* [Written exercise]:
Write down every entry below once more, exactly.

Raw records:
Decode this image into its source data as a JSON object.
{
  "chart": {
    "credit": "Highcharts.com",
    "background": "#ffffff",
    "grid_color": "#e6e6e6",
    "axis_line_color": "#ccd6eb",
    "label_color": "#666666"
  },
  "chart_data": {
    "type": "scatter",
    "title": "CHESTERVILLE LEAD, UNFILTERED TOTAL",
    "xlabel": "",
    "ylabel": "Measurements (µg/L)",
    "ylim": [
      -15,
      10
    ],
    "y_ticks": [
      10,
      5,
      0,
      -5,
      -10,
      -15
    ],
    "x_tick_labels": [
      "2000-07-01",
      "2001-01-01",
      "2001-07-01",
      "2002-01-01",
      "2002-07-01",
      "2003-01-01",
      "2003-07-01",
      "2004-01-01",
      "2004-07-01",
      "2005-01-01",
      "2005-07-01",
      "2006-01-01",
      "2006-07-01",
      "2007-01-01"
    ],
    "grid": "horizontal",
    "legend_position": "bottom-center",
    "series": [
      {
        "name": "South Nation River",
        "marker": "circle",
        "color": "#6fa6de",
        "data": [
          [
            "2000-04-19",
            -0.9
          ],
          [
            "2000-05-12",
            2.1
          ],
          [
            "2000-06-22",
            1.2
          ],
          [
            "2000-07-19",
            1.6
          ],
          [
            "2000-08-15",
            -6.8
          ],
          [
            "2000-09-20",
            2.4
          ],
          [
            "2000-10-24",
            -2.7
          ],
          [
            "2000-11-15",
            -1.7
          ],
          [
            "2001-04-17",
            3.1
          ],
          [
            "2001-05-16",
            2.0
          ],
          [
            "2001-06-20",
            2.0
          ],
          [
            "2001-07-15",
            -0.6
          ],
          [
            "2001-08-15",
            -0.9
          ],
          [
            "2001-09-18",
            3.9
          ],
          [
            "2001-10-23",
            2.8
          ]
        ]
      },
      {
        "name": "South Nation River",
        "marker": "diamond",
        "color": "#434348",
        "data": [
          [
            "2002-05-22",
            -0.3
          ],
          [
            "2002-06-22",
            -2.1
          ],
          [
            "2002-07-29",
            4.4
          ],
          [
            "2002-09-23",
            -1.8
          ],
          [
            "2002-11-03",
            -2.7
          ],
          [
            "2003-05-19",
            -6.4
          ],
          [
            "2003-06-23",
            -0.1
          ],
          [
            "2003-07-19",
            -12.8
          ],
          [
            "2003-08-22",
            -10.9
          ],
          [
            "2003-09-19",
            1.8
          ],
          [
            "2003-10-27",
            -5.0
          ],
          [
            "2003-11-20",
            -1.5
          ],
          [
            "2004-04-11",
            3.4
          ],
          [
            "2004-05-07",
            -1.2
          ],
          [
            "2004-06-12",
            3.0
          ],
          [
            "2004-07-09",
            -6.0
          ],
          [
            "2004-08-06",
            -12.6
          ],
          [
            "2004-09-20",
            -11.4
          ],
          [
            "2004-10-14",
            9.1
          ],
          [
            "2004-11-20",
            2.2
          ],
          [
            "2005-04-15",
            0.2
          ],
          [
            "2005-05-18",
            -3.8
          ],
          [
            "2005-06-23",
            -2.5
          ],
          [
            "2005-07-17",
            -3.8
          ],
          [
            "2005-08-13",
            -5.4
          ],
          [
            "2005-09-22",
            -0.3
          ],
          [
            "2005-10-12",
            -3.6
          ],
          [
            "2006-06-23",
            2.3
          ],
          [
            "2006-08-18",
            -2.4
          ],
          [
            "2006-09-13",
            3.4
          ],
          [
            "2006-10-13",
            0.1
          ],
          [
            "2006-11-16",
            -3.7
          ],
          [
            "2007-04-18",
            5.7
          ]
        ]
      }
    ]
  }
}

* [Result for this task]:
Decode this image into its source data as a JSON object.
{
  "chart": {
    "credit": "Highcharts.com",
    "background": "#ffffff",
    "grid_color": "#e6e6e6",
    "axis_line_color": "#ccd6eb",
    "label_color": "#666666"
  },
  "chart_data": {
    "type": "scatter",
    "title": "CHESTERVILLE LEAD, UNFILTERED TOTAL",
    "xlabel": "",
    "ylabel": "Measurements (µg/L)",
    "ylim": [
      -15,
      10
    ],
    "y_ticks": [
      10,
      5,
      0,
      -5,
      -10,
      -15
    ],
    "x_tick_labels": [
      "2000-07-01",
      "2001-01-01",
      "2001-07-01",
      "2002-01-01",
      "2002-07-01",
      "2003-01-01",
      "2003-07-01",
      "2004-01-01",
      "2004-07-01",
      "2005-01-01",
      "2005-07-01",
      "2006-01-01",
      "2006-07-01",
      "2007-01-01"
    ],
    "grid": "horizontal",
    "legend_position": "bottom-center",
    "series": [
      {
        "name": "South Nation River",
        "marker": "circle",
        "color": "#6fa6de",
        "data": [
          [
            "2000-04-19",
            -0.9
          ],
          [
            "2000-05-12",
            2.1
          ],
          [
            "2000-06-22",
            1.2
          ],
          [
            "2000-07-19",
            1.6
          ],
          [
            "2000-08-15",
            -6.8
          ],
          [
            "2000-09-20",
            2.4
          ],
          [
            "2000-10-24",
            -2.7
          ],
          [
            "2000-11-15",
            -1.7
          ],
          [
            "2001-04-17",
            3.1
          ],
          [
            "2001-05-16",
            2.0
          ],
          [
            "2001-06-20",
            2.0
          ],
          [
            "2001-07-15",
            -0.6
          ],
          [
            "2001-08-15",
            -0.9
          ],
          [
            "2001-09-18",
            3.9
          ],
          [
            "2001-10-23",
            2.8
          ]
        ]
      },
      {
        "name": "South Nation River",
        "marker": "diamond",
        "color": "#434348",
        "data": [
          [
            "2002-05-22",
            -0.3
          ],
          [
            "2002-06-22",
            -2.1
          ],
          [
            "2002-07-29",
            4.4
          ],
          [
            "2002-09-23",
            -1.8
          ],
          [
            "2002-11-03",
            -2.7
          ],
          [
            "2003-05-19",
            -6.4
          ],
          [
            "2003-06-23",
            -0.1
          ],
          [
            "2003-07-19",
            -12.8
          ],
          [
            "2003-08-22",
            -10.9
          ],
          [
            "2003-09-19",
            1.8
          ],
          [
            "2003-10-27",
            -5.0
          ],
          [
            "2003-11-20",
            -1.5
          ],
          [
            "2004-04-11",
            3.4
          ],
          [
            "2004-05-07",
            -1.2
          ],
          [
            "2004-06-12",
            3.0
          ],
          [
            "2004-07-09",
            -6.0
          ],
          [
            "2004-08-06",
            -12.6
          ],
          [
            "2004-09-20",
            -11.4
          ],
          [
            "2004-10-14",
            9.1
          ],
          [
            "2004-11-20",
            2.2
          ],
          [
            "2005-04-15",
            0.2
          ],
          [
            "2005-05-18",
            -3.8
          ],
          [
            "2005-06-23",
            -2.5
          ],
          [
            "2005-07-17",
            -3.8
          ],
          [
            "2005-08-13",
            -5.4
          ],
          [
            "2005-09-22",
            -0.3
          ],
          [
            "2005-10-12",
            -3.6
          ],
          [
            "2006-06-23",
            2.3
          ],
          [
            "2006-08-18",
            -2.4
          ],
          [
            "2006-09-13",
            3.4
          ],
          [
            "2006-10-13",
            0.1
          ],
          [
            "2006-11-16",
            -3.7
          ],
          [
            "2007-04-18",
            5.7
          ]
        ]
      }
    ]
  }
}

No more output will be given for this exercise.